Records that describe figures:
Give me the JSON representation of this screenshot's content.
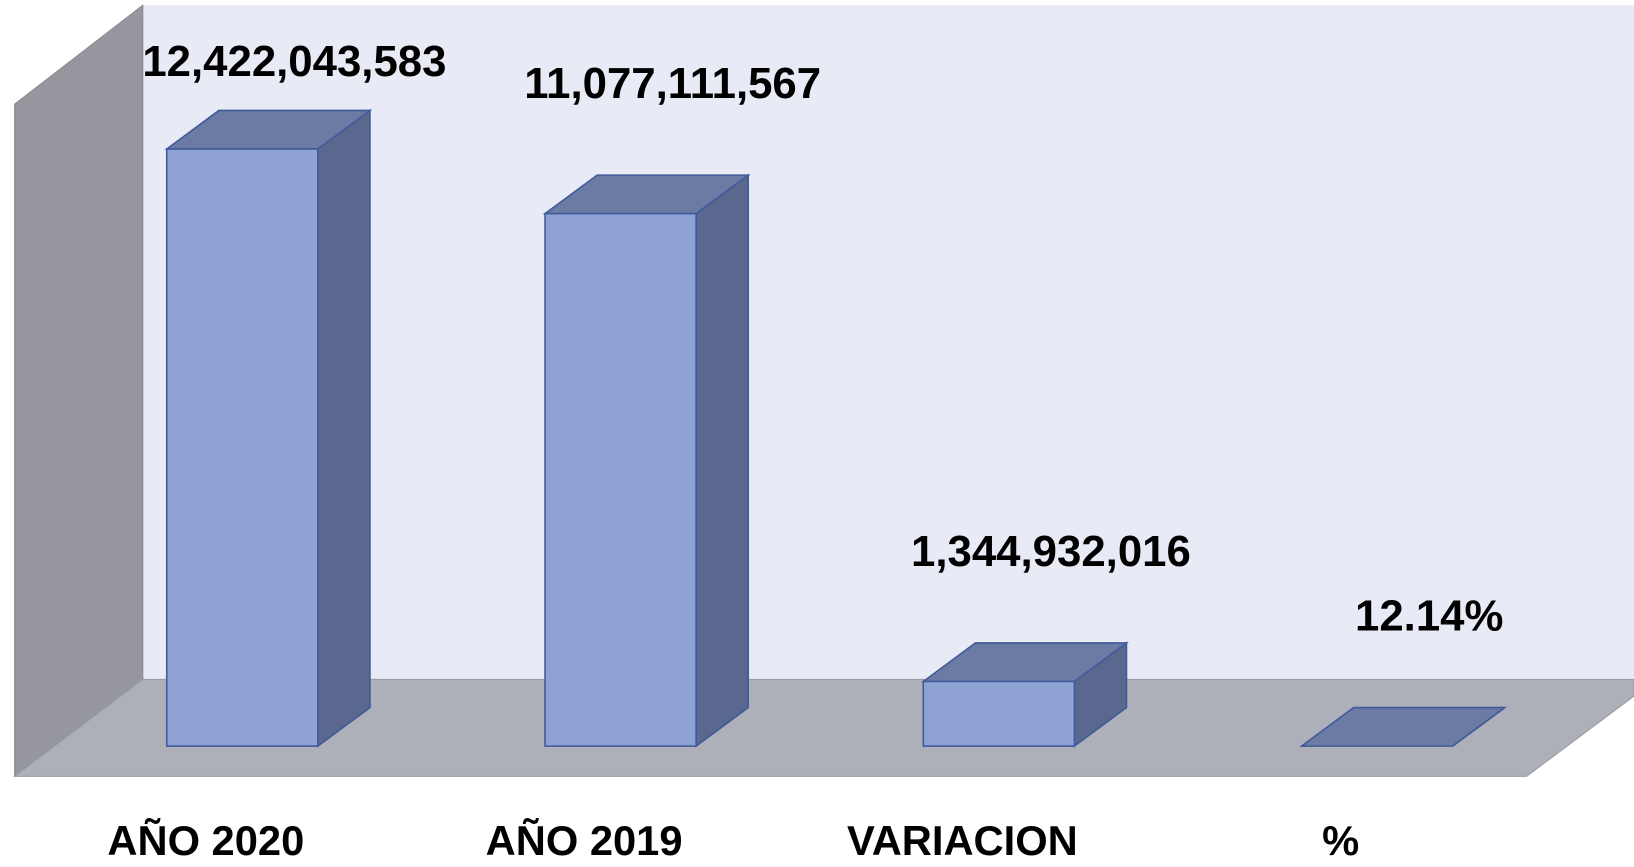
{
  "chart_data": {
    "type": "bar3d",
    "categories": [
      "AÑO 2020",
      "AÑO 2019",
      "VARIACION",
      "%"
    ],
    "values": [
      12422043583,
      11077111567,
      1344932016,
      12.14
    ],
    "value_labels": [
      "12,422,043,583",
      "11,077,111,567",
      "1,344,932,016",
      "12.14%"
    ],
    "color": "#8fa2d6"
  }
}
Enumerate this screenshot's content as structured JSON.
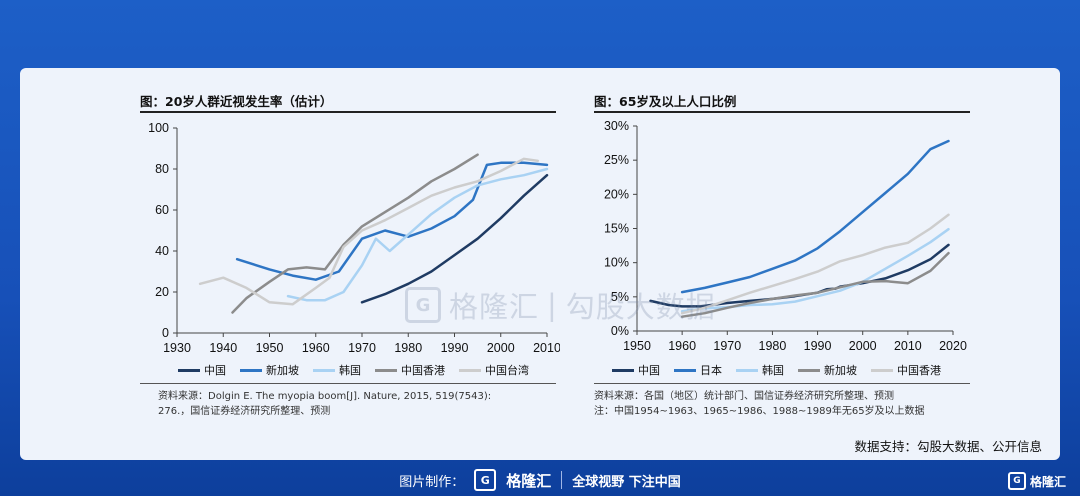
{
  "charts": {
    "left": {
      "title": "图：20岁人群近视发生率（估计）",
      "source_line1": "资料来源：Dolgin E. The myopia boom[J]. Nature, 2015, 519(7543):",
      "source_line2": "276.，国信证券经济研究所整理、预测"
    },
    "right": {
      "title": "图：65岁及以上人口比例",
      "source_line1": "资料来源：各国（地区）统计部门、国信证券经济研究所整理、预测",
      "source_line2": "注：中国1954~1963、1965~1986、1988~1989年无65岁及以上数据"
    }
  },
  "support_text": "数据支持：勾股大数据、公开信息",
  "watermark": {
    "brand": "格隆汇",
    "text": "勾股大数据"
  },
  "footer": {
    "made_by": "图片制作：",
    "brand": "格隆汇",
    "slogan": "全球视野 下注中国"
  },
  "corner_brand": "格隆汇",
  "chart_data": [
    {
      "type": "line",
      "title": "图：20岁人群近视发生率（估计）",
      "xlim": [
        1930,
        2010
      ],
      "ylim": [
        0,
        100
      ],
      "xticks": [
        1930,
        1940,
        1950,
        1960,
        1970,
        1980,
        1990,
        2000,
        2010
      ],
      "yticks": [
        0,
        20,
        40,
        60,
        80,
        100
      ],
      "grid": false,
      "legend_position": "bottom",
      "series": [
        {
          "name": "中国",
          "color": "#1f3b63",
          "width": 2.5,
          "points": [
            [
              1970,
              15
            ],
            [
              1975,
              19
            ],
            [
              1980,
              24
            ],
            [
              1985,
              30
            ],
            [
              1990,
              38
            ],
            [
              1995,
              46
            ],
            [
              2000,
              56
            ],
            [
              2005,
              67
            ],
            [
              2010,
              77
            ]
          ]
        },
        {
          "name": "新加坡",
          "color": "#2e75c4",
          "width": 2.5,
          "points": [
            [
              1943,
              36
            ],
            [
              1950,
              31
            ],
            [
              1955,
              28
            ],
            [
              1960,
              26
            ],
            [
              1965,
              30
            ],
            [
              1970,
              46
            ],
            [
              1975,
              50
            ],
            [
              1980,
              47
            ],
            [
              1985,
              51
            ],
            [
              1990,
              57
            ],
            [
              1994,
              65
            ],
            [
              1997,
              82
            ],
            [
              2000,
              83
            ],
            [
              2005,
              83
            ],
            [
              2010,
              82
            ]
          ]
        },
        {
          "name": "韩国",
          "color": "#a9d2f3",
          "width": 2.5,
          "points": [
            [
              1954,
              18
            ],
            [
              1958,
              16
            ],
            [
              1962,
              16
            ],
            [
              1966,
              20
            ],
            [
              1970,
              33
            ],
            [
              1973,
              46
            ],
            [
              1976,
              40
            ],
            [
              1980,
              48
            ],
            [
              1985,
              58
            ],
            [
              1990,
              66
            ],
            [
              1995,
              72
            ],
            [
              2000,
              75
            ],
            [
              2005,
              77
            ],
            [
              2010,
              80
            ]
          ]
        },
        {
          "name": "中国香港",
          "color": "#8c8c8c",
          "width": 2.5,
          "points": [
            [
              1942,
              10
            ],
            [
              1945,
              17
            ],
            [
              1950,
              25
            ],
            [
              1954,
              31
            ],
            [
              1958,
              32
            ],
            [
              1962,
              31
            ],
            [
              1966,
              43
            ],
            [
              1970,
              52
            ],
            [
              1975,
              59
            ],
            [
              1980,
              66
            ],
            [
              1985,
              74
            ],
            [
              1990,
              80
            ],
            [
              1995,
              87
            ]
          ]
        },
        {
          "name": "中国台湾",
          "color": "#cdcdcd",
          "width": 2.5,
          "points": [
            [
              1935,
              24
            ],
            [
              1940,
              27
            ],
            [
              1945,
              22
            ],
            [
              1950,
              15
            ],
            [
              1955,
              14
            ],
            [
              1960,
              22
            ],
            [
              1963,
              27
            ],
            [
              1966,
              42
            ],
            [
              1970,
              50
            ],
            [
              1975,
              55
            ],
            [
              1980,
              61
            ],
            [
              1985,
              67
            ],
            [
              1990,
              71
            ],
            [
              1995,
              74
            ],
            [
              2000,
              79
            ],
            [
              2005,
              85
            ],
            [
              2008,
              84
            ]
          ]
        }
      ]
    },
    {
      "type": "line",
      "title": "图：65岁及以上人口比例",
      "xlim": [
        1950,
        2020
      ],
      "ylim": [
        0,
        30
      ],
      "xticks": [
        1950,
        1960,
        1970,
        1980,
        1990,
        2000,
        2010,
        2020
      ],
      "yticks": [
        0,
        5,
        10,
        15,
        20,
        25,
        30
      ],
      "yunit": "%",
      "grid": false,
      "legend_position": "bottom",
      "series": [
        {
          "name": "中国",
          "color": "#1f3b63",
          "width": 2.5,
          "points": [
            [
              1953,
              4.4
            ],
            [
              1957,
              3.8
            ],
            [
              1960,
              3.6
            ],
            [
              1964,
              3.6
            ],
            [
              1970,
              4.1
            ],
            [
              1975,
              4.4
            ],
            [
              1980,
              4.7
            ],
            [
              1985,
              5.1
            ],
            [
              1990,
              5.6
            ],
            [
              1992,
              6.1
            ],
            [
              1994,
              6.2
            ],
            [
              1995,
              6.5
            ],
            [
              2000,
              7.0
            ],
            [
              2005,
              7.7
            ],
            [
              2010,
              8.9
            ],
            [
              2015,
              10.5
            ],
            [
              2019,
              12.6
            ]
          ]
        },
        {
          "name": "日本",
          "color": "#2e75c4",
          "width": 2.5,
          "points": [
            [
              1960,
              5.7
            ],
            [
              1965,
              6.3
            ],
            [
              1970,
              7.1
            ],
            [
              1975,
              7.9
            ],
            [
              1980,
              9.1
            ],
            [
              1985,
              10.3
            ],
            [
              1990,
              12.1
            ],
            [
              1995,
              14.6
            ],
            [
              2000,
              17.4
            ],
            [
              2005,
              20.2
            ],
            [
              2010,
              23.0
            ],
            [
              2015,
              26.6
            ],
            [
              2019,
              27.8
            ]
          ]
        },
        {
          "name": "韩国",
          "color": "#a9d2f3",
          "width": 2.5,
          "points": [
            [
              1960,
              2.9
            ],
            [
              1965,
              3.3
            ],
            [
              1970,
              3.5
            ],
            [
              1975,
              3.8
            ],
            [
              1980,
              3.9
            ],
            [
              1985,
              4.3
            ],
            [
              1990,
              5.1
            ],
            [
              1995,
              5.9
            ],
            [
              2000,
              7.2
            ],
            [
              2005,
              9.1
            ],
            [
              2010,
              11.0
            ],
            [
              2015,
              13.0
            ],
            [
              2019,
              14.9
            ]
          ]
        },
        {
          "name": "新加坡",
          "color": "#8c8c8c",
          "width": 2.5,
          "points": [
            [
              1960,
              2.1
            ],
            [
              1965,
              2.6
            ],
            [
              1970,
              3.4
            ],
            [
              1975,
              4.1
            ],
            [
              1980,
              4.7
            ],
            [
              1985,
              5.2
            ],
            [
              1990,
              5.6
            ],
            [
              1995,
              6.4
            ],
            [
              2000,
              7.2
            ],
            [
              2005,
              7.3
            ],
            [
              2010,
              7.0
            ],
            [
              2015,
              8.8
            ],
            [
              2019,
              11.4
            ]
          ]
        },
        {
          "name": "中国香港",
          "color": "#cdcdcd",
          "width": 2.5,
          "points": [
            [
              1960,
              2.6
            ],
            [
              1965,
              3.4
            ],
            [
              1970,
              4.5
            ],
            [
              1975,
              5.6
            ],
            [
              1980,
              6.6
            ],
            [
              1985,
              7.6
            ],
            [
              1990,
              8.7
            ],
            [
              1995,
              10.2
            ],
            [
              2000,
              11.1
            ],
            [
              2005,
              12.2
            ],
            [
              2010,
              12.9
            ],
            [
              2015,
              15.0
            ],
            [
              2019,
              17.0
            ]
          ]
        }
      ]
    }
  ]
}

#### EXERCISE REQUIREMENTS:
From the listing above, pick out each line where the word "screenshot" appears.

#### SOLUTION:
Give me the JSON representation of this screenshot's content.
Enumerate this screenshot's content as structured JSON.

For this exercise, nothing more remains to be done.